▶ _Excerpt to read_:
---*---
Michael Forbes

4 Jun 2004 in Highland, Visual Arts & Crafts

 Figuring It Out for Himself

ANDREA MUIR finds that visual artist MICHAEL FORBES has thrived in the do-it-yourself school of art education

MICHAEL FORBES didn’t take art at school.

‘I couldn’t,’ he says.  ‘I was made to do chemistry instead – I think they tried to hammer it out of me.’

Well, whoever ‘they’ were, they didn’t succeed and now Michael is one of the Highland’s up-and-coming artists – with a difference.

Not for Michael the inspiration from the lochs and mountains, heather and sunsets.  Michael’s paintings are surreal.  They are beautifully painted, funny, and sometimes, scary.  Some are full of metaphorical meaning, others are just visual jokes. His work is not – and has not – been confined by anyone else’s ideas.

‘I think now, in retrospect, being self-taught was the best thing to happen to me.  The only thing I missed about college was the beer – er, social life.’

He laughs and his laughter is infectious.
---*---
▶ _Entries provided_:

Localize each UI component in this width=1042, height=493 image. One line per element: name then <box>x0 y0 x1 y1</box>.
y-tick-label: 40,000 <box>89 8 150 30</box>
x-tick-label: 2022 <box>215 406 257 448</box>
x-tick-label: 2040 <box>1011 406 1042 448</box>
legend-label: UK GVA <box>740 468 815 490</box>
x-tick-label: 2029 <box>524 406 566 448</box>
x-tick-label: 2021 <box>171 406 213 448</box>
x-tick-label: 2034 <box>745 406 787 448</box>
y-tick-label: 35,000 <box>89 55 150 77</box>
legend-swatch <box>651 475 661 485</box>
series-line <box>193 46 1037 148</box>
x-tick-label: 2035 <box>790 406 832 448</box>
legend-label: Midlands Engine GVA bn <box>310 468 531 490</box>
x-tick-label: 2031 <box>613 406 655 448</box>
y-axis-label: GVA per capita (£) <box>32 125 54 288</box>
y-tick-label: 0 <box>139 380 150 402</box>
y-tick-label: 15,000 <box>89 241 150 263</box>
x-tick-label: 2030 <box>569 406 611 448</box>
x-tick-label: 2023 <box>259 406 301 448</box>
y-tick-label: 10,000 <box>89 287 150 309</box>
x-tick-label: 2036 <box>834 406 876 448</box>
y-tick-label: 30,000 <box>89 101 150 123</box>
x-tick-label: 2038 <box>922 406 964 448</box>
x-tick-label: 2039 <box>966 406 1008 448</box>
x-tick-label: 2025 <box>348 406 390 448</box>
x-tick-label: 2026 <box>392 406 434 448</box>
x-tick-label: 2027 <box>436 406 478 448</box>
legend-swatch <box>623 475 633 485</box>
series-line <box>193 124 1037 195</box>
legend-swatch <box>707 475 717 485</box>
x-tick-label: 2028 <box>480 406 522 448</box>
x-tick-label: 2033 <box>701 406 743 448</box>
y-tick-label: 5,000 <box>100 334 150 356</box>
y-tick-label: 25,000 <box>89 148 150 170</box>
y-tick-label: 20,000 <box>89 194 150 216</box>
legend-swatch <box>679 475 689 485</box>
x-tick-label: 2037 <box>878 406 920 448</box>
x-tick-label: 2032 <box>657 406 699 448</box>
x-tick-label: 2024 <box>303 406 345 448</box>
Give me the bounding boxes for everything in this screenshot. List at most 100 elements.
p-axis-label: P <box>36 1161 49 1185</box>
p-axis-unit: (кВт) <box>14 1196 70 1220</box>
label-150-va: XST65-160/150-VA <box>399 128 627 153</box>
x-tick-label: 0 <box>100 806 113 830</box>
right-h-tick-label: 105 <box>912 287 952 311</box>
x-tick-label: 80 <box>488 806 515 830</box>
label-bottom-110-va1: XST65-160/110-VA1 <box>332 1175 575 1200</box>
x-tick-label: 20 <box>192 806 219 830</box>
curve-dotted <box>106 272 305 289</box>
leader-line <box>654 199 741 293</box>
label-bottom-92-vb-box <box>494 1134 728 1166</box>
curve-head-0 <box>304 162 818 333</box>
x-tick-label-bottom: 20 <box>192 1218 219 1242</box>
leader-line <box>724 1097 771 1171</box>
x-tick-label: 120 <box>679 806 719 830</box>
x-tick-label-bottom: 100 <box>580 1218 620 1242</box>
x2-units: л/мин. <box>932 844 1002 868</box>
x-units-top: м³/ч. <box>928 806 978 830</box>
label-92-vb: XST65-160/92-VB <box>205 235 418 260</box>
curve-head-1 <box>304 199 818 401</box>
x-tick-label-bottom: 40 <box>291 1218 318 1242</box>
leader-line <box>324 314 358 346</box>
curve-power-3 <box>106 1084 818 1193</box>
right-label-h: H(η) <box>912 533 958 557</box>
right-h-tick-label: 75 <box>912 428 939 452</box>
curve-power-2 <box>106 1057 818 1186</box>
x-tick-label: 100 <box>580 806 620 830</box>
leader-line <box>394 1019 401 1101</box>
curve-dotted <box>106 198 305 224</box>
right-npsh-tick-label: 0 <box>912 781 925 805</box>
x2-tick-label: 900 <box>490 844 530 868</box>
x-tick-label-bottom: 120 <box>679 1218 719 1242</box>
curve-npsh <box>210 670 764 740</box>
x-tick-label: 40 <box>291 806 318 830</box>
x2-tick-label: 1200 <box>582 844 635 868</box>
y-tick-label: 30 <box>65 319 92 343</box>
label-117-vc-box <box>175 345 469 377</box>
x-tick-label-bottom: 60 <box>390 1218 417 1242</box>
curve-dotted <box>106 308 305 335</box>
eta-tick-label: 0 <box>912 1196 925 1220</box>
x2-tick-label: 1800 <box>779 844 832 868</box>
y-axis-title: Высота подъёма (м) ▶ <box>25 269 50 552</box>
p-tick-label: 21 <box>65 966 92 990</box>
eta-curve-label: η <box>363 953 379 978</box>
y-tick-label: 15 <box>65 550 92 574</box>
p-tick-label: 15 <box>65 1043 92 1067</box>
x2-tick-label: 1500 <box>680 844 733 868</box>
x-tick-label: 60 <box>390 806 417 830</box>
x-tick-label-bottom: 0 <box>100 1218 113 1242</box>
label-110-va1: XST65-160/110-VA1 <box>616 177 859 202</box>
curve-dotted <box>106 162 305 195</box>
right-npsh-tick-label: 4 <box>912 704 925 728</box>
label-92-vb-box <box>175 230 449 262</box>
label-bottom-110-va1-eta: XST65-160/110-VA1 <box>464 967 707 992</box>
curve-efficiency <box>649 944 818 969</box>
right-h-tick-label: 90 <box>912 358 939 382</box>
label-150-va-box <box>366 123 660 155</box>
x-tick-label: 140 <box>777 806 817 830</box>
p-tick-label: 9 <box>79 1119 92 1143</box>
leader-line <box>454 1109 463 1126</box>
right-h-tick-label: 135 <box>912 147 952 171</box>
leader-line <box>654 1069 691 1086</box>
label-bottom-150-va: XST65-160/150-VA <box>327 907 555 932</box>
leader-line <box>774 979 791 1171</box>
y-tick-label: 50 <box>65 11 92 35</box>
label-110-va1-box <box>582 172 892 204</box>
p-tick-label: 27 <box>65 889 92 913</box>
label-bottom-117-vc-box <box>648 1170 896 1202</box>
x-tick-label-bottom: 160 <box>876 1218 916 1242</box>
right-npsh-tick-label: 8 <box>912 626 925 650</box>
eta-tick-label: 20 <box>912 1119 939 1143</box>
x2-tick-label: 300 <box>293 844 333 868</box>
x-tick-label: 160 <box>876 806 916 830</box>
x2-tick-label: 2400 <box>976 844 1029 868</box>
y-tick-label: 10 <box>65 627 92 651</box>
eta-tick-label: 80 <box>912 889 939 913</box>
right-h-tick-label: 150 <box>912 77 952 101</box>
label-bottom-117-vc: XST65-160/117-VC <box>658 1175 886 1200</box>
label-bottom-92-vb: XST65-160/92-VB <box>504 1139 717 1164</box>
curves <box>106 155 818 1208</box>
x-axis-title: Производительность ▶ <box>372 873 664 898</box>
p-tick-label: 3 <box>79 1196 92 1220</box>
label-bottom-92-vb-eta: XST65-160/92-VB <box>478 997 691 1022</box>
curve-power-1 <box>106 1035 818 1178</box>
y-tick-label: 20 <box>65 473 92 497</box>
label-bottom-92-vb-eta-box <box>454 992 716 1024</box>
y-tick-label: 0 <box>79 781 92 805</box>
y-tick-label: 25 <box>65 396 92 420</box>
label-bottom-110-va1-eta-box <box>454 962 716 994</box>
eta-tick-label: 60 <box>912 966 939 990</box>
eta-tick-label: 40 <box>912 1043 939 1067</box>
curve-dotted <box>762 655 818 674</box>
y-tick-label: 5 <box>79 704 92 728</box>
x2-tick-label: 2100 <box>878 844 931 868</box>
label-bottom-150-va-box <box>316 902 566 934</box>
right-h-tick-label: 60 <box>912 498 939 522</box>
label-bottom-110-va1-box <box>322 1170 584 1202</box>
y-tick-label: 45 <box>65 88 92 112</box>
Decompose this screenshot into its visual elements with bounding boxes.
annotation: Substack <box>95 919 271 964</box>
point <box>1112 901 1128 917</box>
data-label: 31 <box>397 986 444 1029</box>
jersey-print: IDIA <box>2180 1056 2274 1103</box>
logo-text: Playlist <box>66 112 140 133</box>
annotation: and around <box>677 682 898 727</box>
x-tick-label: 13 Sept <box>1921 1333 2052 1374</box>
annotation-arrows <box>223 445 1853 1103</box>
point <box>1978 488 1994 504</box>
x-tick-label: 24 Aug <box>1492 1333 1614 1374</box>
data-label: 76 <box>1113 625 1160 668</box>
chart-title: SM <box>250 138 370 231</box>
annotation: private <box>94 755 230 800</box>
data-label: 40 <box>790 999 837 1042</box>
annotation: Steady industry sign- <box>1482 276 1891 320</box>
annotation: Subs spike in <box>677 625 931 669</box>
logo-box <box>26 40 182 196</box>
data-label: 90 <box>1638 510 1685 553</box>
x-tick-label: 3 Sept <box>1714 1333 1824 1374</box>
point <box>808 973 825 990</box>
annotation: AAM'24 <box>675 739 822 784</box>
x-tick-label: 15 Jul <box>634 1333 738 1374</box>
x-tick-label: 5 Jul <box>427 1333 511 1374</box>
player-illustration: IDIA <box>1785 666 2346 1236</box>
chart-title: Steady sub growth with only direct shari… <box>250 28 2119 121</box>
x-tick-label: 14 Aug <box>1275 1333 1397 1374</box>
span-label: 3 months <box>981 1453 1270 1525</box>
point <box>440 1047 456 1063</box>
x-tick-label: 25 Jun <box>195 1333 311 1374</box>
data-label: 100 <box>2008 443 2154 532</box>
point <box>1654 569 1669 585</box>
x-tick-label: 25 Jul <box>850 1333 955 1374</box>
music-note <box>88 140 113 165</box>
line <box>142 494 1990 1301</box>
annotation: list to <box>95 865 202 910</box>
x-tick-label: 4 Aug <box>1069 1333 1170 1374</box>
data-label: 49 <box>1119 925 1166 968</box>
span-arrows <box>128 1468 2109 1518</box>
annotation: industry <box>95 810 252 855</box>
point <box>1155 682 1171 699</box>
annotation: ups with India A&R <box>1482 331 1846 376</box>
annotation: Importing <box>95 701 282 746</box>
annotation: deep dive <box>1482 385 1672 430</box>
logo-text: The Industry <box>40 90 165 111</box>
---*---
▶ _Work to complete_:
Please carry the article about Michael Forbes further, starting after its last sentence. You can leave the records aside.

▶ _Task result_:
 
‘No, but it’s true.  I didn’t have anyone telling me what was right and wrong about my pictures; I just knew I had to paint them.’  He continued to paint while he worked his way through various jobs, from drawing office to fish factory.  He even had a shot at the army but he says: ‘all the time I was at the selection centre I kept thinking: What am I doing here?  Then I came home and saw the painting I’d been working on before I went away and I just knew that painting was the only thing for me!’

Michael was brought up in a Ross-shire village, and perhaps this fact has influenced his painting.  There are so many visitors to the Highlandswho fall in love with the scenery, but ordinary and comical life goes on here as much as anywhere else less beautiful.

‘I get inspiration and ideas all over the place.’ He says and refers to the picture ‘Tuesday afternoon.’ ‘It sums up what Inverness used to be like and what Tuesday afternoons can be like, anywhere. I don’t know where the idea came from but I liked it, so I painted it.’

Michael carries an ‘ideas’ book with him and recommends that other artists do the same.

‘You never know when you’re going to see something that captures your imagination and, life being what it is, can make you forget so much really quickly.’

Michael’s most recent successes were the inclusion of the joyful ‘Getting Away from it All’ which can be seen at Inverness airport until July, and the release of a boxed set of cards entitled Adventures of an Orange Cat.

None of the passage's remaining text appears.